— Start DATA PROVIDED —

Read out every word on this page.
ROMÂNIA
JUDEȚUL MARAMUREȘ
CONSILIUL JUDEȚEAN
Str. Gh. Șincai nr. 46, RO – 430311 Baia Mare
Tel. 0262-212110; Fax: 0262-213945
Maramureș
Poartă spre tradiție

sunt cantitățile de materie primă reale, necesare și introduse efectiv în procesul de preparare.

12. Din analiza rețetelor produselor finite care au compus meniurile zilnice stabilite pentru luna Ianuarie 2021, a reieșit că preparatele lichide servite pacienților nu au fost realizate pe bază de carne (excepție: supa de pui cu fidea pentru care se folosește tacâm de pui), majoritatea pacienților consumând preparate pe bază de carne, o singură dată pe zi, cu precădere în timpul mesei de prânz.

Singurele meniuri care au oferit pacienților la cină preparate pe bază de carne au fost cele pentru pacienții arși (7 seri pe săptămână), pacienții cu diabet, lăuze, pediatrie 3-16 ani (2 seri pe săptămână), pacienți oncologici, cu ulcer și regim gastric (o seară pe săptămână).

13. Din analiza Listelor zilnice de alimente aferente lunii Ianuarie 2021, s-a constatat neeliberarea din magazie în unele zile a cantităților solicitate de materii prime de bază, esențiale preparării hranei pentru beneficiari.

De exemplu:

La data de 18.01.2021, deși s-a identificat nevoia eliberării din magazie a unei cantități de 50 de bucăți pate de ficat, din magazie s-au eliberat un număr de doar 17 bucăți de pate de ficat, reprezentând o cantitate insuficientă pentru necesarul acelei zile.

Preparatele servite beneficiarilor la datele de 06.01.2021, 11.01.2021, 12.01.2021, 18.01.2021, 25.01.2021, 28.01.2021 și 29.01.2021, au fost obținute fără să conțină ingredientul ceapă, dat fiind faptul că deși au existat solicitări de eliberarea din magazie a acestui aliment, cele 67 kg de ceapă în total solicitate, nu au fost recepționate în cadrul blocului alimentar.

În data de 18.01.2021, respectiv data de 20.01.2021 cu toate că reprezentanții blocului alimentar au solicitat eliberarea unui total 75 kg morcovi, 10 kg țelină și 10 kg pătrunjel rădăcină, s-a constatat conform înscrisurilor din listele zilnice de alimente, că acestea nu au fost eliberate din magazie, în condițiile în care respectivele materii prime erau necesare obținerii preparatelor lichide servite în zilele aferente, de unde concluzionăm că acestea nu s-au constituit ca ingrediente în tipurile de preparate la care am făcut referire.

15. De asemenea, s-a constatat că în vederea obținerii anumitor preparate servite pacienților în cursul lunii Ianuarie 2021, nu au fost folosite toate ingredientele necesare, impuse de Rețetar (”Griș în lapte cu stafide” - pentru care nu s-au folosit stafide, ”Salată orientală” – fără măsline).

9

— End DATA PROVIDED —

- **WHAT TO PRODUCE**
Look over the records above and copy each line that includes the string "alimentar".

- **SOLUTION TO THIS TASK**
Preparatele servite beneficiarilor la datele de 06.01.2021, 11.01.2021, 12.01.2021, 18.01.2021, 25.01.2021, 28.01.2021 și 29.01.2021, au fost obținute fără să conțină ingredientul ceapă, dat fiind faptul că deși au existat solicitări de eliberarea din magazie a acestui aliment, cele 67 kg de ceapă în total solicitate, nu au fost recepționate în cadrul blocului alimentar.
În data de 18.01.2021, respectiv data de 20.01.2021 cu toate că reprezentanții blocului alimentar au solicitat eliberarea unui total 75 kg morcovi, 10 kg țelină și 10 kg pătrunjel rădăcină, s-a constatat conform înscrisurilor din listele zilnice de alimente, că acestea nu au fost eliberate din magazie, în condițiile în care respectivele materii prime erau necesare obținerii preparatelor lichide servite în zilele aferente, de unde concluzionăm că acestea nu s-au constituit ca ingrediente în tipurile de preparate la care am făcut referire.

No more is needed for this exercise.